(PROVIDED RECORDS):
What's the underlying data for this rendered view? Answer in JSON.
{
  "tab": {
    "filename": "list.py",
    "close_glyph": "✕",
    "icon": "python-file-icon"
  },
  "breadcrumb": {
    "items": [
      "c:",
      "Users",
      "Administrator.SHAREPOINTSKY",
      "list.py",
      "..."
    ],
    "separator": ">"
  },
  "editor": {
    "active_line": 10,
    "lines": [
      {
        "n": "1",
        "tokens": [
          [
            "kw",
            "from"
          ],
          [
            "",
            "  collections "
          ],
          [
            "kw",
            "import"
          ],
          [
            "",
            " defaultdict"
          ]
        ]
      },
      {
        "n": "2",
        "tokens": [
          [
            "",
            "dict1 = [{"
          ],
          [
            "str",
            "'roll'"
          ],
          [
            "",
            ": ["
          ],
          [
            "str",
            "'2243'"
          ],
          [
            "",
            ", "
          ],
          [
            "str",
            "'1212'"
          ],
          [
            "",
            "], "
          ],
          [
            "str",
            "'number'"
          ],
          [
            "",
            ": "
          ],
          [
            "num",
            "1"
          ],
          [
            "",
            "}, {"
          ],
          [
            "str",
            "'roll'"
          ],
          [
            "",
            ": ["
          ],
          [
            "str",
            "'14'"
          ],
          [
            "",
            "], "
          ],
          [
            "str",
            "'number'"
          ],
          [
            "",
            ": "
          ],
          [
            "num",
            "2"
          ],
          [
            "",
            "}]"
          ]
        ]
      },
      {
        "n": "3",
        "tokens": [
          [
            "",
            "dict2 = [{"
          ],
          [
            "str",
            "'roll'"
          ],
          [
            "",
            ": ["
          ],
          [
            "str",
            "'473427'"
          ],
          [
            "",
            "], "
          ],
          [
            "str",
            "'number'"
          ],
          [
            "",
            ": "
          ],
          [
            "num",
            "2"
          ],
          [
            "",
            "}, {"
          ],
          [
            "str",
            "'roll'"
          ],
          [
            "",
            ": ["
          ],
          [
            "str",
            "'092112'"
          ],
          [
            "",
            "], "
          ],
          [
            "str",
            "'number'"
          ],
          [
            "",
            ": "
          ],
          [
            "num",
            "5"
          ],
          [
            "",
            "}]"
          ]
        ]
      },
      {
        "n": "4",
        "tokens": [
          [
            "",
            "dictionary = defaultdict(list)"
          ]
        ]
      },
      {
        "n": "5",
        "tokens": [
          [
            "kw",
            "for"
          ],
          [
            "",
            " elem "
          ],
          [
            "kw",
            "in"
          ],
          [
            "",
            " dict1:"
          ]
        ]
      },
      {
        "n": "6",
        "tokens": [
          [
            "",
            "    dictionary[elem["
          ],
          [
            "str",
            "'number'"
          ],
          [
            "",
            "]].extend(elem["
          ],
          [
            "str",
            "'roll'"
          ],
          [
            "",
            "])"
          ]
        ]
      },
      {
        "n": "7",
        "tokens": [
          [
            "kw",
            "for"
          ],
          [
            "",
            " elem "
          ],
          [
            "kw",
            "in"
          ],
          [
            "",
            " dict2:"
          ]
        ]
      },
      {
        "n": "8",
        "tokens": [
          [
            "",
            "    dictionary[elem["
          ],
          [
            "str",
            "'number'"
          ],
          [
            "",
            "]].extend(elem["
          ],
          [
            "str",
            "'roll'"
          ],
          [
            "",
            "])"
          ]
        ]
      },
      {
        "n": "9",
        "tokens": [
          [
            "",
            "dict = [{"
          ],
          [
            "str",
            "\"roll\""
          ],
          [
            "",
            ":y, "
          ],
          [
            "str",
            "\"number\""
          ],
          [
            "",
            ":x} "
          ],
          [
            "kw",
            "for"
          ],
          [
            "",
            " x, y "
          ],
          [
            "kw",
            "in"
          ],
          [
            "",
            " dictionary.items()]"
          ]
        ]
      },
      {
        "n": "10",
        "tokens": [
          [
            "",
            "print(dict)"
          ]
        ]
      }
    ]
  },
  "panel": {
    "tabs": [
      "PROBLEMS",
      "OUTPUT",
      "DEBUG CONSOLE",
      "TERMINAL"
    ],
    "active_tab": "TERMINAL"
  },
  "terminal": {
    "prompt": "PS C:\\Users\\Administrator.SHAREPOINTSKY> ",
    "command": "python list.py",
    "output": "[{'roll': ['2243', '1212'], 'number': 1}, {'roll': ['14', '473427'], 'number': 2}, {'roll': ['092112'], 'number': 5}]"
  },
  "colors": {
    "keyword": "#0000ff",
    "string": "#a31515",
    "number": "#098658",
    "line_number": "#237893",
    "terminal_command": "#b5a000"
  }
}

(THE EXERCISE):
Copy out the whole listing exactly; please set it all down.

(RESULT):
What's the underlying data for this rendered view? Answer in JSON.
{
  "tab": {
    "filename": "list.py",
    "close_glyph": "✕",
    "icon": "python-file-icon"
  },
  "breadcrumb": {
    "items": [
      "c:",
      "Users",
      "Administrator.SHAREPOINTSKY",
      "list.py",
      "..."
    ],
    "separator": ">"
  },
  "editor": {
    "active_line": 10,
    "lines": [
      {
        "n": "1",
        "tokens": [
          [
            "kw",
            "from"
          ],
          [
            "",
            "  collections "
          ],
          [
            "kw",
            "import"
          ],
          [
            "",
            " defaultdict"
          ]
        ]
      },
      {
        "n": "2",
        "tokens": [
          [
            "",
            "dict1 = [{"
          ],
          [
            "str",
            "'roll'"
          ],
          [
            "",
            ": ["
          ],
          [
            "str",
            "'2243'"
          ],
          [
            "",
            ", "
          ],
          [
            "str",
            "'1212'"
          ],
          [
            "",
            "], "
          ],
          [
            "str",
            "'number'"
          ],
          [
            "",
            ": "
          ],
          [
            "num",
            "1"
          ],
          [
            "",
            "}, {"
          ],
          [
            "str",
            "'roll'"
          ],
          [
            "",
            ": ["
          ],
          [
            "str",
            "'14'"
          ],
          [
            "",
            "], "
          ],
          [
            "str",
            "'number'"
          ],
          [
            "",
            ": "
          ],
          [
            "num",
            "2"
          ],
          [
            "",
            "}]"
          ]
        ]
      },
      {
        "n": "3",
        "tokens": [
          [
            "",
            "dict2 = [{"
          ],
          [
            "str",
            "'roll'"
          ],
          [
            "",
            ": ["
          ],
          [
            "str",
            "'473427'"
          ],
          [
            "",
            "], "
          ],
          [
            "str",
            "'number'"
          ],
          [
            "",
            ": "
          ],
          [
            "num",
            "2"
          ],
          [
            "",
            "}, {"
          ],
          [
            "str",
            "'roll'"
          ],
          [
            "",
            ": ["
          ],
          [
            "str",
            "'092112'"
          ],
          [
            "",
            "], "
          ],
          [
            "str",
            "'number'"
          ],
          [
            "",
            ": "
          ],
          [
            "num",
            "5"
          ],
          [
            "",
            "}]"
          ]
        ]
      },
      {
        "n": "4",
        "tokens": [
          [
            "",
            "dictionary = defaultdict(list)"
          ]
        ]
      },
      {
        "n": "5",
        "tokens": [
          [
            "kw",
            "for"
          ],
          [
            "",
            " elem "
          ],
          [
            "kw",
            "in"
          ],
          [
            "",
            " dict1:"
          ]
        ]
      },
      {
        "n": "6",
        "tokens": [
          [
            "",
            "    dictionary[elem["
          ],
          [
            "str",
            "'number'"
          ],
          [
            "",
            "]].extend(elem["
          ],
          [
            "str",
            "'roll'"
          ],
          [
            "",
            "])"
          ]
        ]
      },
      {
        "n": "7",
        "tokens": [
          [
            "kw",
            "for"
          ],
          [
            "",
            " elem "
          ],
          [
            "kw",
            "in"
          ],
          [
            "",
            " dict2:"
          ]
        ]
      },
      {
        "n": "8",
        "tokens": [
          [
            "",
            "    dictionary[elem["
          ],
          [
            "str",
            "'number'"
          ],
          [
            "",
            "]].extend(elem["
          ],
          [
            "str",
            "'roll'"
          ],
          [
            "",
            "])"
          ]
        ]
      },
      {
        "n": "9",
        "tokens": [
          [
            "",
            "dict = [{"
          ],
          [
            "str",
            "\"roll\""
          ],
          [
            "",
            ":y, "
          ],
          [
            "str",
            "\"number\""
          ],
          [
            "",
            ":x} "
          ],
          [
            "kw",
            "for"
          ],
          [
            "",
            " x, y "
          ],
          [
            "kw",
            "in"
          ],
          [
            "",
            " dictionary.items()]"
          ]
        ]
      },
      {
        "n": "10",
        "tokens": [
          [
            "",
            "print(dict)"
          ]
        ]
      }
    ]
  },
  "panel": {
    "tabs": [
      "PROBLEMS",
      "OUTPUT",
      "DEBUG CONSOLE",
      "TERMINAL"
    ],
    "active_tab": "TERMINAL"
  },
  "terminal": {
    "prompt": "PS C:\\Users\\Administrator.SHAREPOINTSKY> ",
    "command": "python list.py",
    "output": "[{'roll': ['2243', '1212'], 'number': 1}, {'roll': ['14', '473427'], 'number': 2}, {'roll': ['092112'], 'number': 5}]"
  },
  "colors": {
    "keyword": "#0000ff",
    "string": "#a31515",
    "number": "#098658",
    "line_number": "#237893",
    "terminal_command": "#b5a000"
  }
}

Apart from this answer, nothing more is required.